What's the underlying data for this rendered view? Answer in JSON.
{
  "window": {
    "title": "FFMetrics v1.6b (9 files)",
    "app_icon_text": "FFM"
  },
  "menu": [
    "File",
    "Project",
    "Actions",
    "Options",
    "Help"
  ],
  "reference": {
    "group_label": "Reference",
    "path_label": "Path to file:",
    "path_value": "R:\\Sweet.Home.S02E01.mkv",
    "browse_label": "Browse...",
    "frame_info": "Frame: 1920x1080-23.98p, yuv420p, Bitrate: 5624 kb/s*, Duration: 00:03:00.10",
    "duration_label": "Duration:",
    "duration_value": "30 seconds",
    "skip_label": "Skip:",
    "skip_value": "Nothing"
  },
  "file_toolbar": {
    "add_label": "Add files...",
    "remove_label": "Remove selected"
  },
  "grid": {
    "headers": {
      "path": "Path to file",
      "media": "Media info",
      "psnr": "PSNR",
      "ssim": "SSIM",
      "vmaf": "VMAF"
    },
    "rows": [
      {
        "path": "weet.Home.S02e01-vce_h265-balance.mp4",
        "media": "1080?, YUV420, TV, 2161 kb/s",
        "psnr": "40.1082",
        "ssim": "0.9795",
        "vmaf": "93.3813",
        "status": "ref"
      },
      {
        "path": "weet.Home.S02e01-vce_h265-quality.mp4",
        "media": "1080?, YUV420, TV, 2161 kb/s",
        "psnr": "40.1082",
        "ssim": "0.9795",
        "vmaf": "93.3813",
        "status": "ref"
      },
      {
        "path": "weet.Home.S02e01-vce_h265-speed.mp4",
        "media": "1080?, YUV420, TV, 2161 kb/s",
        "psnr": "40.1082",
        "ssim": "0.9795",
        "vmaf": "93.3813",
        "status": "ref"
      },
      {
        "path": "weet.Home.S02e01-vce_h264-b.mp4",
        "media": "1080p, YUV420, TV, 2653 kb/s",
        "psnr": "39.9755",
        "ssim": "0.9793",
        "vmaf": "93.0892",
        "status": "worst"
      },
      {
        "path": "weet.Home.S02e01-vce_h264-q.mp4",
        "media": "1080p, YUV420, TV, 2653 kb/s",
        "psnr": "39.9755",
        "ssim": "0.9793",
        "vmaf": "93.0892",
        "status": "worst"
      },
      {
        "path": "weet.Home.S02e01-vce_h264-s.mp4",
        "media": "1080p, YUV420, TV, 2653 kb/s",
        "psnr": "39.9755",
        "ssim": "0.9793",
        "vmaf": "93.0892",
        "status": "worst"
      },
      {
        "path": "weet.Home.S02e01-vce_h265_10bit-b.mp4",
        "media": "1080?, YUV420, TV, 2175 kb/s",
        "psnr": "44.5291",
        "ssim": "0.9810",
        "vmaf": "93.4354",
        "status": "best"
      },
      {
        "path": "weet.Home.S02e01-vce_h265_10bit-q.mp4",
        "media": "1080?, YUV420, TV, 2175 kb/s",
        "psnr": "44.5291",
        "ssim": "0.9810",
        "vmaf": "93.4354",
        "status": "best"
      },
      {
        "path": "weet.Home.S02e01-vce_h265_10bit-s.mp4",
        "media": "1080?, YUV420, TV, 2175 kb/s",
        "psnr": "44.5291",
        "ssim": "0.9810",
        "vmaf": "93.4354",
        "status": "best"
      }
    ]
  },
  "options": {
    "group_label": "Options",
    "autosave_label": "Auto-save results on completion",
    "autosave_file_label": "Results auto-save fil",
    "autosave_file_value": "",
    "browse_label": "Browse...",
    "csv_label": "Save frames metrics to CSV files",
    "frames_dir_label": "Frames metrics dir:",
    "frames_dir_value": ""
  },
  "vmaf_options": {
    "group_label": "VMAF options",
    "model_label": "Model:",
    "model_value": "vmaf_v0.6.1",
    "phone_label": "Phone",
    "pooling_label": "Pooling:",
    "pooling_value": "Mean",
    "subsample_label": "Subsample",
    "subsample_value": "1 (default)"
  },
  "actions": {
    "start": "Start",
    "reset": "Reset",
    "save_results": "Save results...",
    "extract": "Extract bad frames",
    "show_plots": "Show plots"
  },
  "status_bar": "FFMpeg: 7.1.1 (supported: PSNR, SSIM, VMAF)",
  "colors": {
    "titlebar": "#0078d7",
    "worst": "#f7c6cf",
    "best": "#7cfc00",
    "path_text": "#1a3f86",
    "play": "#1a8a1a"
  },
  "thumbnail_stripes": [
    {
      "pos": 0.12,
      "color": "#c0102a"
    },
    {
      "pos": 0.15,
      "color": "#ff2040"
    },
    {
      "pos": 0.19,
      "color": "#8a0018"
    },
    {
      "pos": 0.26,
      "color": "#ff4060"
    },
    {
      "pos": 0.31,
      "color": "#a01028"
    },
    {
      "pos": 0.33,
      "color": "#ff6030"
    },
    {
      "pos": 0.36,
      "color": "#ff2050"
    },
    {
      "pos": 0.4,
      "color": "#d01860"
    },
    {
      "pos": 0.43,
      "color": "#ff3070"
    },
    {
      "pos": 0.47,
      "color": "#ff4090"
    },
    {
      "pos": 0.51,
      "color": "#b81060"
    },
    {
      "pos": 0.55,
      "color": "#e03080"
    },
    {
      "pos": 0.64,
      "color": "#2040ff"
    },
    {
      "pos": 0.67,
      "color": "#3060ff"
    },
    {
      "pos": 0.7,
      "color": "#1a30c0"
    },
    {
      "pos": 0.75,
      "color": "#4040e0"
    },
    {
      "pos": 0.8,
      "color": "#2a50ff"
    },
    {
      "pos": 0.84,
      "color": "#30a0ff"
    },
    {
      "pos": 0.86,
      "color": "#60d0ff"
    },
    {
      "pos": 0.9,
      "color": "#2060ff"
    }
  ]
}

▸ **TASK REQUIREMENTS**
Reproduce the material in full, with no word added or dropped.

▸ **FULL RESPONSE**
What's the underlying data for this rendered view? Answer in JSON.
{
  "window": {
    "title": "FFMetrics v1.6b (9 files)",
    "app_icon_text": "FFM"
  },
  "menu": [
    "File",
    "Project",
    "Actions",
    "Options",
    "Help"
  ],
  "reference": {
    "group_label": "Reference",
    "path_label": "Path to file:",
    "path_value": "R:\\Sweet.Home.S02E01.mkv",
    "browse_label": "Browse...",
    "frame_info": "Frame: 1920x1080-23.98p, yuv420p, Bitrate: 5624 kb/s*, Duration: 00:03:00.10",
    "duration_label": "Duration:",
    "duration_value": "30 seconds",
    "skip_label": "Skip:",
    "skip_value": "Nothing"
  },
  "file_toolbar": {
    "add_label": "Add files...",
    "remove_label": "Remove selected"
  },
  "grid": {
    "headers": {
      "path": "Path to file",
      "media": "Media info",
      "psnr": "PSNR",
      "ssim": "SSIM",
      "vmaf": "VMAF"
    },
    "rows": [
      {
        "path": "weet.Home.S02e01-vce_h265-balance.mp4",
        "media": "1080?, YUV420, TV, 2161 kb/s",
        "psnr": "40.1082",
        "ssim": "0.9795",
        "vmaf": "93.3813",
        "status": "ref"
      },
      {
        "path": "weet.Home.S02e01-vce_h265-quality.mp4",
        "media": "1080?, YUV420, TV, 2161 kb/s",
        "psnr": "40.1082",
        "ssim": "0.9795",
        "vmaf": "93.3813",
        "status": "ref"
      },
      {
        "path": "weet.Home.S02e01-vce_h265-speed.mp4",
        "media": "1080?, YUV420, TV, 2161 kb/s",
        "psnr": "40.1082",
        "ssim": "0.9795",
        "vmaf": "93.3813",
        "status": "ref"
      },
      {
        "path": "weet.Home.S02e01-vce_h264-b.mp4",
        "media": "1080p, YUV420, TV, 2653 kb/s",
        "psnr": "39.9755",
        "ssim": "0.9793",
        "vmaf": "93.0892",
        "status": "worst"
      },
      {
        "path": "weet.Home.S02e01-vce_h264-q.mp4",
        "media": "1080p, YUV420, TV, 2653 kb/s",
        "psnr": "39.9755",
        "ssim": "0.9793",
        "vmaf": "93.0892",
        "status": "worst"
      },
      {
        "path": "weet.Home.S02e01-vce_h264-s.mp4",
        "media": "1080p, YUV420, TV, 2653 kb/s",
        "psnr": "39.9755",
        "ssim": "0.9793",
        "vmaf": "93.0892",
        "status": "worst"
      },
      {
        "path": "weet.Home.S02e01-vce_h265_10bit-b.mp4",
        "media": "1080?, YUV420, TV, 2175 kb/s",
        "psnr": "44.5291",
        "ssim": "0.9810",
        "vmaf": "93.4354",
        "status": "best"
      },
      {
        "path": "weet.Home.S02e01-vce_h265_10bit-q.mp4",
        "media": "1080?, YUV420, TV, 2175 kb/s",
        "psnr": "44.5291",
        "ssim": "0.9810",
        "vmaf": "93.4354",
        "status": "best"
      },
      {
        "path": "weet.Home.S02e01-vce_h265_10bit-s.mp4",
        "media": "1080?, YUV420, TV, 2175 kb/s",
        "psnr": "44.5291",
        "ssim": "0.9810",
        "vmaf": "93.4354",
        "status": "best"
      }
    ]
  },
  "options": {
    "group_label": "Options",
    "autosave_label": "Auto-save results on completion",
    "autosave_file_label": "Results auto-save fil",
    "autosave_file_value": "",
    "browse_label": "Browse...",
    "csv_label": "Save frames metrics to CSV files",
    "frames_dir_label": "Frames metrics dir:",
    "frames_dir_value": ""
  },
  "vmaf_options": {
    "group_label": "VMAF options",
    "model_label": "Model:",
    "model_value": "vmaf_v0.6.1",
    "phone_label": "Phone",
    "pooling_label": "Pooling:",
    "pooling_value": "Mean",
    "subsample_label": "Subsample",
    "subsample_value": "1 (default)"
  },
  "actions": {
    "start": "Start",
    "reset": "Reset",
    "save_results": "Save results...",
    "extract": "Extract bad frames",
    "show_plots": "Show plots"
  },
  "status_bar": "FFMpeg: 7.1.1 (supported: PSNR, SSIM, VMAF)",
  "colors": {
    "titlebar": "#0078d7",
    "worst": "#f7c6cf",
    "best": "#7cfc00",
    "path_text": "#1a3f86",
    "play": "#1a8a1a"
  },
  "thumbnail_stripes": [
    {
      "pos": 0.12,
      "color": "#c0102a"
    },
    {
      "pos": 0.15,
      "color": "#ff2040"
    },
    {
      "pos": 0.19,
      "color": "#8a0018"
    },
    {
      "pos": 0.26,
      "color": "#ff4060"
    },
    {
      "pos": 0.31,
      "color": "#a01028"
    },
    {
      "pos": 0.33,
      "color": "#ff6030"
    },
    {
      "pos": 0.36,
      "color": "#ff2050"
    },
    {
      "pos": 0.4,
      "color": "#d01860"
    },
    {
      "pos": 0.43,
      "color": "#ff3070"
    },
    {
      "pos": 0.47,
      "color": "#ff4090"
    },
    {
      "pos": 0.51,
      "color": "#b81060"
    },
    {
      "pos": 0.55,
      "color": "#e03080"
    },
    {
      "pos": 0.64,
      "color": "#2040ff"
    },
    {
      "pos": 0.67,
      "color": "#3060ff"
    },
    {
      "pos": 0.7,
      "color": "#1a30c0"
    },
    {
      "pos": 0.75,
      "color": "#4040e0"
    },
    {
      "pos": 0.8,
      "color": "#2a50ff"
    },
    {
      "pos": 0.84,
      "color": "#30a0ff"
    },
    {
      "pos": 0.86,
      "color": "#60d0ff"
    },
    {
      "pos": 0.9,
      "color": "#2060ff"
    }
  ]
}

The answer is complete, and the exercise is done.